DATASET ENTRIES:
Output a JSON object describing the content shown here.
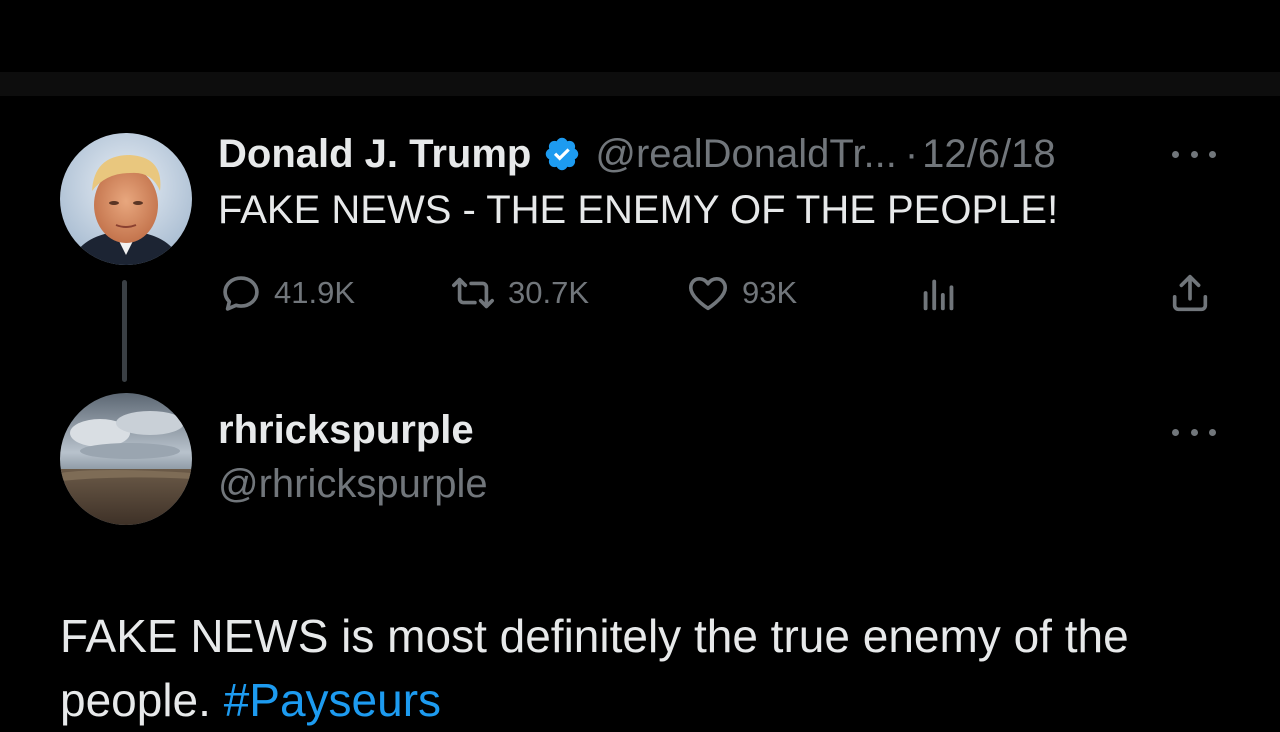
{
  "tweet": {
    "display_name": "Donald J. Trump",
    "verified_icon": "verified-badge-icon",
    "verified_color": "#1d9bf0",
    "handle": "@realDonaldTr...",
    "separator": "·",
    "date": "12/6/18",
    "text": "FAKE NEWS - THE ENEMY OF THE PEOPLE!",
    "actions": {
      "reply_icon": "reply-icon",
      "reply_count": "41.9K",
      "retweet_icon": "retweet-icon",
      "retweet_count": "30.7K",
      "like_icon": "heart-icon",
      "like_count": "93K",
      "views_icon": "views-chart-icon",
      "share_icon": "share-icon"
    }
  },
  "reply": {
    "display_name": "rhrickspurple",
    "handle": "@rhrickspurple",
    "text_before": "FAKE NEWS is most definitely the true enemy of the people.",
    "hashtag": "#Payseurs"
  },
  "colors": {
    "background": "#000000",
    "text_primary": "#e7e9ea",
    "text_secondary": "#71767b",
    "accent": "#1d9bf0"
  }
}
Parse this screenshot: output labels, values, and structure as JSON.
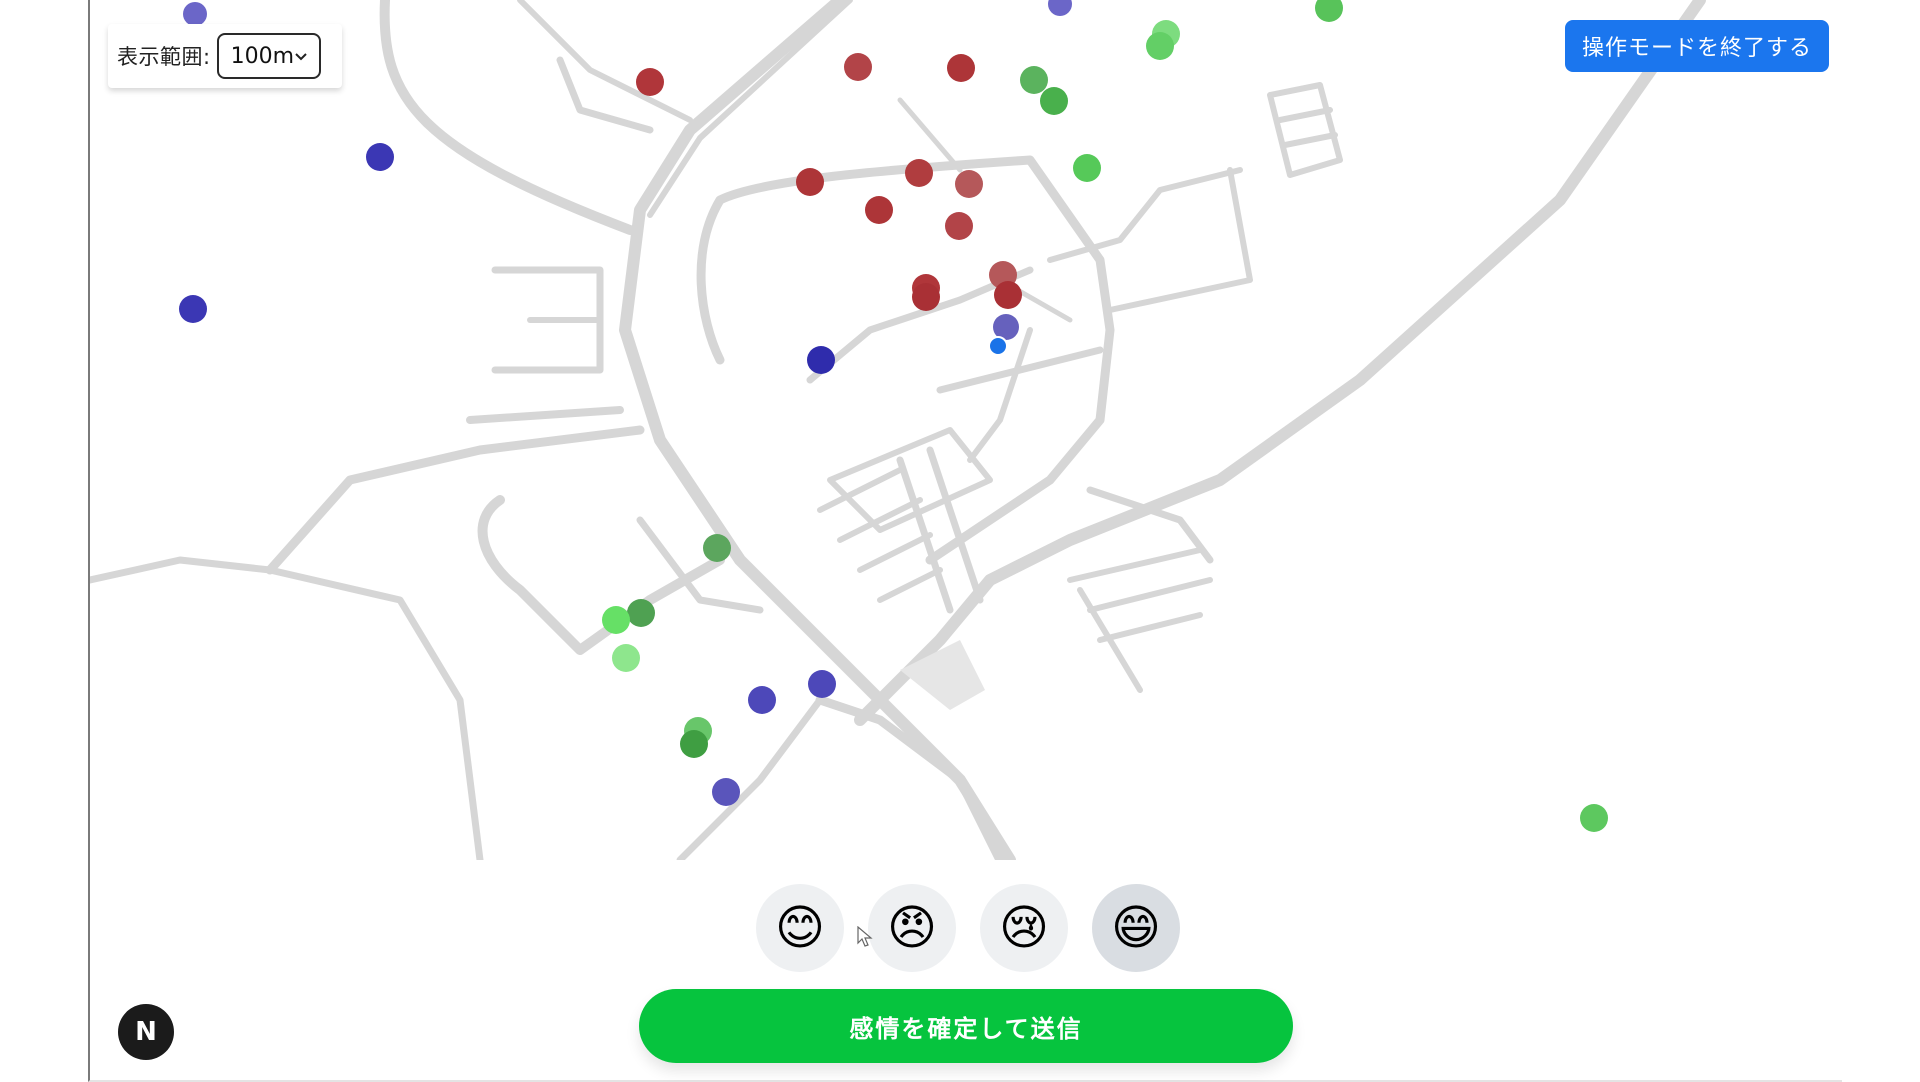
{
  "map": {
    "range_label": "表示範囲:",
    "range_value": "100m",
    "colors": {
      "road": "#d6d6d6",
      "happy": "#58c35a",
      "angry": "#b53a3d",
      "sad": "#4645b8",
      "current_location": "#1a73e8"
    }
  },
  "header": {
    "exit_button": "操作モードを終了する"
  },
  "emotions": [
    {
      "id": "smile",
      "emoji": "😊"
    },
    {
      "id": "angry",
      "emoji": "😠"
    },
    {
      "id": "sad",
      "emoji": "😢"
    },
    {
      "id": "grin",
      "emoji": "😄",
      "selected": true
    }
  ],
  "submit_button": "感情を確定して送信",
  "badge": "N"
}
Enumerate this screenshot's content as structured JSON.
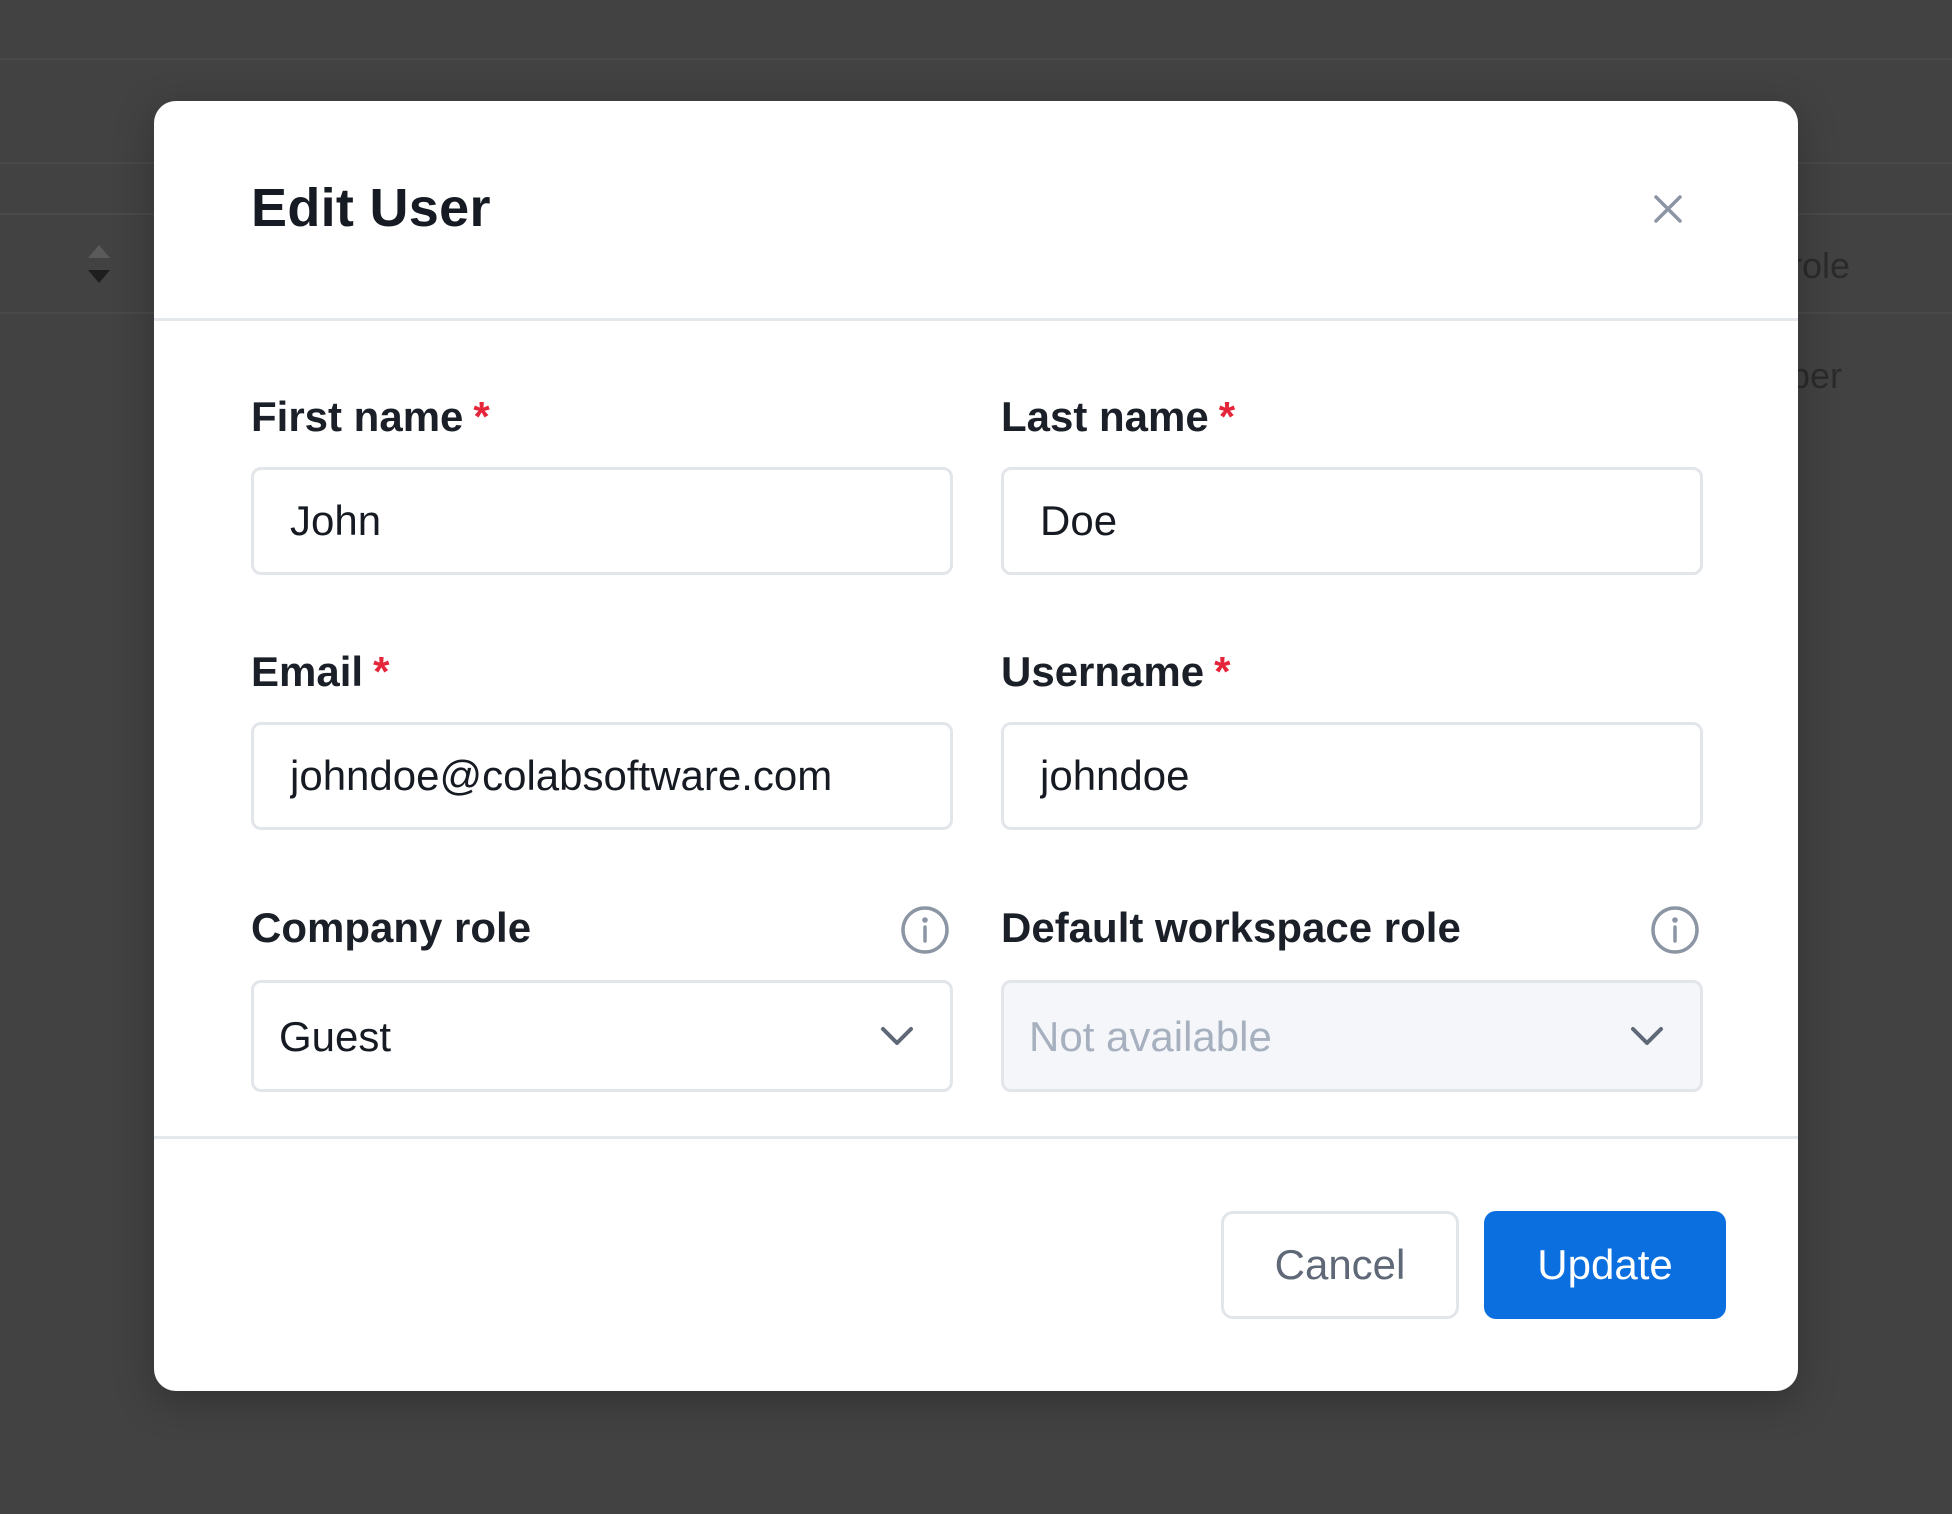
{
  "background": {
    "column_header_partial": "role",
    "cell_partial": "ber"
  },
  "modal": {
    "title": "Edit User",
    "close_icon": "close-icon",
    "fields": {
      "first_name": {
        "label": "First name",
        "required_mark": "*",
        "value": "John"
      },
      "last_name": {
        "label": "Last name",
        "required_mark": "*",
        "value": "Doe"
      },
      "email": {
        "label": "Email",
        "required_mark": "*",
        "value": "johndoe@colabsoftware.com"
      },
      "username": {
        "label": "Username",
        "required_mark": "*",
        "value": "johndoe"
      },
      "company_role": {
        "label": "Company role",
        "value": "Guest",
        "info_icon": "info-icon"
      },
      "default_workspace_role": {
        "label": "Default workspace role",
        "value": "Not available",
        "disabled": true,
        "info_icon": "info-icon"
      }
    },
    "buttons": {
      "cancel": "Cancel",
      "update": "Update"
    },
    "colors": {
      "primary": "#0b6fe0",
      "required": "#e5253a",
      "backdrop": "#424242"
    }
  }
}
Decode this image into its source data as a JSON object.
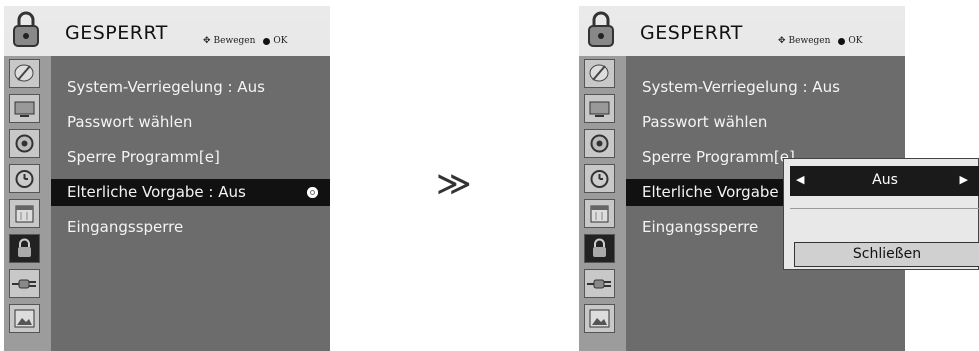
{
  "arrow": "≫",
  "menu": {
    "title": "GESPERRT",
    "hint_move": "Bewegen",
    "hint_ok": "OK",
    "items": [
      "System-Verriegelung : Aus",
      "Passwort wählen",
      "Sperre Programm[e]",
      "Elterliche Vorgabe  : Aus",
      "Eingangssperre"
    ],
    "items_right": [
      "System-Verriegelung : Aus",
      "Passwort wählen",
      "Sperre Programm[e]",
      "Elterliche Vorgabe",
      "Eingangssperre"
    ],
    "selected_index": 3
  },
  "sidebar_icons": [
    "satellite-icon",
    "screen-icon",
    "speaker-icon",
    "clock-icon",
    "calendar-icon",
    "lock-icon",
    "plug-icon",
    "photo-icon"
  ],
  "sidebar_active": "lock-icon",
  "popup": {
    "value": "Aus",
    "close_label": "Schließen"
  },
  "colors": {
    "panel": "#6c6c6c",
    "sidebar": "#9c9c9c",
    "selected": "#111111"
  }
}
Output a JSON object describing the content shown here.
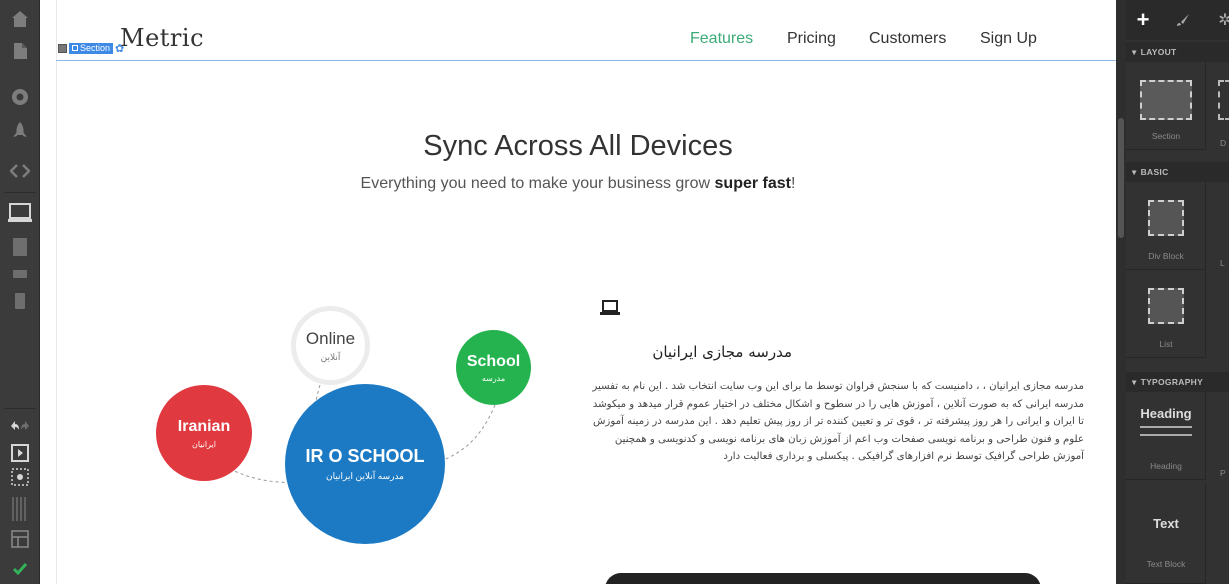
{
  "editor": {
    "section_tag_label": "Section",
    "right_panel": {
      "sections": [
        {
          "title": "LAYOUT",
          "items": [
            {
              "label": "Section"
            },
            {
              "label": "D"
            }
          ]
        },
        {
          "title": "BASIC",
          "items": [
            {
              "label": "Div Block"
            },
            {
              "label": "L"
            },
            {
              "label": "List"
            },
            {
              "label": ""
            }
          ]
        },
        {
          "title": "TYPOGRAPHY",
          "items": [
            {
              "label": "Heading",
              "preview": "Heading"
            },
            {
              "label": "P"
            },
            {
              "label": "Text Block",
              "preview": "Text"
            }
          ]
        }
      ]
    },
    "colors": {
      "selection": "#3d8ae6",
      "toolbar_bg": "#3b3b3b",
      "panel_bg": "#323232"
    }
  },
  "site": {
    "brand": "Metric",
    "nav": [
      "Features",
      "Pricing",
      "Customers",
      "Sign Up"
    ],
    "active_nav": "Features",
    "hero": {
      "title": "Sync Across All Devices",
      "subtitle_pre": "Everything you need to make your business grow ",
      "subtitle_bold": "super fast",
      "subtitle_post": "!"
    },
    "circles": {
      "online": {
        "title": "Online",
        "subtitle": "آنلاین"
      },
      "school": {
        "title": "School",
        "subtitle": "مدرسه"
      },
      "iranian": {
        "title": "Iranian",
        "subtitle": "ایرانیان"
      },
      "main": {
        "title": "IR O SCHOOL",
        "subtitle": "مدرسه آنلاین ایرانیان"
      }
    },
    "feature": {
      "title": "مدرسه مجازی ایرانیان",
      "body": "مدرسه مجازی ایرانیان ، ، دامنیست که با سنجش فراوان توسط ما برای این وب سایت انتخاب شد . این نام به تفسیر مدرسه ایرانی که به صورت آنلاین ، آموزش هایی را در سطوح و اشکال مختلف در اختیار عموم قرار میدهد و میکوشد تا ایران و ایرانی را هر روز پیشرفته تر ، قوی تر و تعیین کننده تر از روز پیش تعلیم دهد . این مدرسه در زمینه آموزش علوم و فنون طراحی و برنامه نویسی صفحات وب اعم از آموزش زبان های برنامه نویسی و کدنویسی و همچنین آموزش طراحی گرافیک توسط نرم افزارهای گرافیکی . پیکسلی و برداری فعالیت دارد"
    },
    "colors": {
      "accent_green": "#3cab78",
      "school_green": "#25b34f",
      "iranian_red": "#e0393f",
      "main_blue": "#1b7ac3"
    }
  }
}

THE TASK: Reproduce each line from the records that contains the word "badge".

FINAL RESULT:
    "verified_icon": "verified-badge-icon",
  "badge": "N"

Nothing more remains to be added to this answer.